*Quoted text*:

───

Rotimi Olaniyan’s first novel is a masterful historical fiction that takes in several epochs in the history of South-West Nigeria. It deals with the transatlantic slave trade, the invasion of Yorubaland by the Fulani, banditry, the Yoruba Wars, as well as the incursion of the foreign religions of Islam and Christianity. It shares the myths and details of the strengths and weaknesses of the many gods of the land and the deities the people worshipped.

The life and times of Omitirin, a young woman devoted to the goddess Yemoja, is the vehicle for exploring many issues in history.

Upon attaining puberty, Omitirin’s parents’ hand her over to the service of Yemoja. She goes into a convent for preparation for over three months. As she gets ready with the traditional ritual bath at the river at the end of her initial training, her first, slave raiders kidnap her. They take her on a bewildering journey. One trader passes her over to another, and thence to another. She escapes rape the first time at the hands of drunken sailors by the assistance of a woman ostracised for witchcraft on the false allegation of a trade debtor. The lady kills the sailor as he fights to rape Omitirin but ascribes the murder to Omitirin.

Young Omitirin, age 14, is branded. Her protector hands her over to the palace of Oba Osinlokun, son of Ologun Kutere of Lagos. The king brings in Ifa priests who advise that they handle Omitirin with care and show mercy. Oba Osinlokun would not but rather hands her over to an Oyo warlord, Balogun Ijeru. She suffers through a failed effort to escape the warlord’s harem because of his brutality.

───

*Problem a*:
Report every line of the records below that contains the word "актами".

Layout coordinate data
───

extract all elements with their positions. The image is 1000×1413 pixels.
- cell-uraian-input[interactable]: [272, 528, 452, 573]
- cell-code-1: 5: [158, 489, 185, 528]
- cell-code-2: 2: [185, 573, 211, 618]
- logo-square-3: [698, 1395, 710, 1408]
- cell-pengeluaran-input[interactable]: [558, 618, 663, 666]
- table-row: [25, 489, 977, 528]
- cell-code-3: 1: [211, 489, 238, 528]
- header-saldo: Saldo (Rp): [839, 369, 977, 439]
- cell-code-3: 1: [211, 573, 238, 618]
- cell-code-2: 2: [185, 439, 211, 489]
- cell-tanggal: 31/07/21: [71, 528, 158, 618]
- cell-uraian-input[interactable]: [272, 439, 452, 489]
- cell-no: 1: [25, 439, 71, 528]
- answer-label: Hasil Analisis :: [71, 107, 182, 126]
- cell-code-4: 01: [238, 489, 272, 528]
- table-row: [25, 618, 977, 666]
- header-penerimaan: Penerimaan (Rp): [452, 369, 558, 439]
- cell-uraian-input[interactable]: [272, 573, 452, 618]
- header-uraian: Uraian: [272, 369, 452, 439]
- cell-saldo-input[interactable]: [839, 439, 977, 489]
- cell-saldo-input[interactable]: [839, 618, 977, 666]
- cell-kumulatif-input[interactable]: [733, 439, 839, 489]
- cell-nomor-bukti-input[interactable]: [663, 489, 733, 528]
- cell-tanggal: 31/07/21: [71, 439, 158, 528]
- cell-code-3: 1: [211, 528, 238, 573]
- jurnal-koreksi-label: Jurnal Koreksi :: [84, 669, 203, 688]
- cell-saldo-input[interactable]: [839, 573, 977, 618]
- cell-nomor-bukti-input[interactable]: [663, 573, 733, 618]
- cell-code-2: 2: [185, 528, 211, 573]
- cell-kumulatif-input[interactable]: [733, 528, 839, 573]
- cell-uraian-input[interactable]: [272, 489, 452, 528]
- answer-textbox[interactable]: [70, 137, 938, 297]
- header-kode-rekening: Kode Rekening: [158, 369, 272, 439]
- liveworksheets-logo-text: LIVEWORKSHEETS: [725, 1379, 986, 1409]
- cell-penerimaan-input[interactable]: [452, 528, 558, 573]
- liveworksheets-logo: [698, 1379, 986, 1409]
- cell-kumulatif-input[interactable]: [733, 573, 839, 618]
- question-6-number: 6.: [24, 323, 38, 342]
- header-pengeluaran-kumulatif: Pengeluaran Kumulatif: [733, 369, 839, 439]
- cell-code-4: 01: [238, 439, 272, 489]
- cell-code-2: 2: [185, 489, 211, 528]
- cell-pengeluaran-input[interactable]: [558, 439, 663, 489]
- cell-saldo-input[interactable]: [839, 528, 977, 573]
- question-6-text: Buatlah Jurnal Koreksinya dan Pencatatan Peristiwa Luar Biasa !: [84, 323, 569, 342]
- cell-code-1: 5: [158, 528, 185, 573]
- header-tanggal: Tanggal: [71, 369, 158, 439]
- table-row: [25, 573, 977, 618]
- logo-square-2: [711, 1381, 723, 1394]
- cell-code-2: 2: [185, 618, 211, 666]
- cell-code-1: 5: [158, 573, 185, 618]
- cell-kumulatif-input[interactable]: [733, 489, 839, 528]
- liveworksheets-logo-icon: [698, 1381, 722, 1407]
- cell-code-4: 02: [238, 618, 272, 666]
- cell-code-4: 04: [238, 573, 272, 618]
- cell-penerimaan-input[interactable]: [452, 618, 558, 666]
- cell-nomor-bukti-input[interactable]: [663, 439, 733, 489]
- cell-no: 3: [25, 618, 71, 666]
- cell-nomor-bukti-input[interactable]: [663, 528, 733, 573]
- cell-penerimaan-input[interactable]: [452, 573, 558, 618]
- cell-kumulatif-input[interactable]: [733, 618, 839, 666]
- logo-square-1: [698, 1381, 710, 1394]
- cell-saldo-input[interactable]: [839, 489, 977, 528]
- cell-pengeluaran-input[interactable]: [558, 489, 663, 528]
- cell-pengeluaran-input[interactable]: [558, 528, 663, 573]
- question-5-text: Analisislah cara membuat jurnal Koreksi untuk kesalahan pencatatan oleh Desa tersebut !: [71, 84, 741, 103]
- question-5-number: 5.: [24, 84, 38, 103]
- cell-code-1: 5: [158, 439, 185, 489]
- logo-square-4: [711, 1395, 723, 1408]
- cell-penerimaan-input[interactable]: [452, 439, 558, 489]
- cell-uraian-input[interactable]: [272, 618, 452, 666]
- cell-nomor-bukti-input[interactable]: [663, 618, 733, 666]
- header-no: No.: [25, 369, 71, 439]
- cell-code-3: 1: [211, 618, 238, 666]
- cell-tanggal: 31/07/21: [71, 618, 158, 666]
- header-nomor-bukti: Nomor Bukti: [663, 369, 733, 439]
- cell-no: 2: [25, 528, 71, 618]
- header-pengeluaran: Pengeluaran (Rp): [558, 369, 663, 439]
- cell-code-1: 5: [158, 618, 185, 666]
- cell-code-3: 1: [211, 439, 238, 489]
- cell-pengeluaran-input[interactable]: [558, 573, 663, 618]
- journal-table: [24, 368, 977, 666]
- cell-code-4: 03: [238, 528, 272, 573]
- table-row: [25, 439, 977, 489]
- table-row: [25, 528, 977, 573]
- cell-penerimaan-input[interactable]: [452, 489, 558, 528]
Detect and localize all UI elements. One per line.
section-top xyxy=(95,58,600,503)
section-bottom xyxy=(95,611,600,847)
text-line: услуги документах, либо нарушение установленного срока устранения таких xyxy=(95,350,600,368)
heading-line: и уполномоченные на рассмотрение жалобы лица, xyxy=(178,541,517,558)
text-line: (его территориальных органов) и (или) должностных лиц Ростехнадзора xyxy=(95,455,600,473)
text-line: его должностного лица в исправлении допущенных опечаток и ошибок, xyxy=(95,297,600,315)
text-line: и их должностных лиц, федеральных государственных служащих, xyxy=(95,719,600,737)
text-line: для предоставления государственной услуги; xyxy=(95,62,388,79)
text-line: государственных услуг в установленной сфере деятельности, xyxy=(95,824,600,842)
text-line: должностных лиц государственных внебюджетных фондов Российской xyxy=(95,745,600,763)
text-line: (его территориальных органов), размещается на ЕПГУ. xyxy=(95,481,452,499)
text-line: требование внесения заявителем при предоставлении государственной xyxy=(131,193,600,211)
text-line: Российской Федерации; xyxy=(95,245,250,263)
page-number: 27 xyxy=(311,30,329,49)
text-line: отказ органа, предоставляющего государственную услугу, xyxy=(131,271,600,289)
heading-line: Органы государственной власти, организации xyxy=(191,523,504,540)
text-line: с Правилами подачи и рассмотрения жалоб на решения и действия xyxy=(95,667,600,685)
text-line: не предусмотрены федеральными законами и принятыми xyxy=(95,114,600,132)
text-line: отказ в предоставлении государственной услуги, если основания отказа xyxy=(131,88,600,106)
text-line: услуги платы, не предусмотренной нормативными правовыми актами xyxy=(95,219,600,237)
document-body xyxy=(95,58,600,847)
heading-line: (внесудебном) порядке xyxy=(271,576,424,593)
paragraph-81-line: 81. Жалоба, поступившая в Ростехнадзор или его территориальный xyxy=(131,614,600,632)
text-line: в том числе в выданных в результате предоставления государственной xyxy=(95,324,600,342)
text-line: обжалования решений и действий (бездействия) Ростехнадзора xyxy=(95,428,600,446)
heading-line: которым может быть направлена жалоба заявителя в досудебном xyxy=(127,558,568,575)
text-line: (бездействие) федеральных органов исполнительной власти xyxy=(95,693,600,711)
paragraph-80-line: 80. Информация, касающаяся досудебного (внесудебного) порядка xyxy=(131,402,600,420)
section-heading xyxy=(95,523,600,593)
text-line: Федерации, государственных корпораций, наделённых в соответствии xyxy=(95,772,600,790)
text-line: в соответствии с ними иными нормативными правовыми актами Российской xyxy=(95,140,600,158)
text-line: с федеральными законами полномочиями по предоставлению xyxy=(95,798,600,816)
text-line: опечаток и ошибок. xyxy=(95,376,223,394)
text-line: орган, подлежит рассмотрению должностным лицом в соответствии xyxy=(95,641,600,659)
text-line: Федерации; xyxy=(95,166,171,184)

───

*Problem b*:
Answer these questions from the review of the novel:
(i) Which goddess is Omitirin devoted to?
(ii) How old is Omitirin when she is branded?
(iii) Which Oyo warlord does Oba Osinlokun hand Omitirin over to?

*Task output a*:
text-line: услуги платы, не предусмотренной нормативными правовыми актами xyxy=(95,219,600,237)
text-line: в соответствии с ними иными нормативными правовыми актами Российской xyxy=(95,140,600,158)

*Task output b*:
(i) Yemoja
(ii) 14
(iii) Balogun Ijeru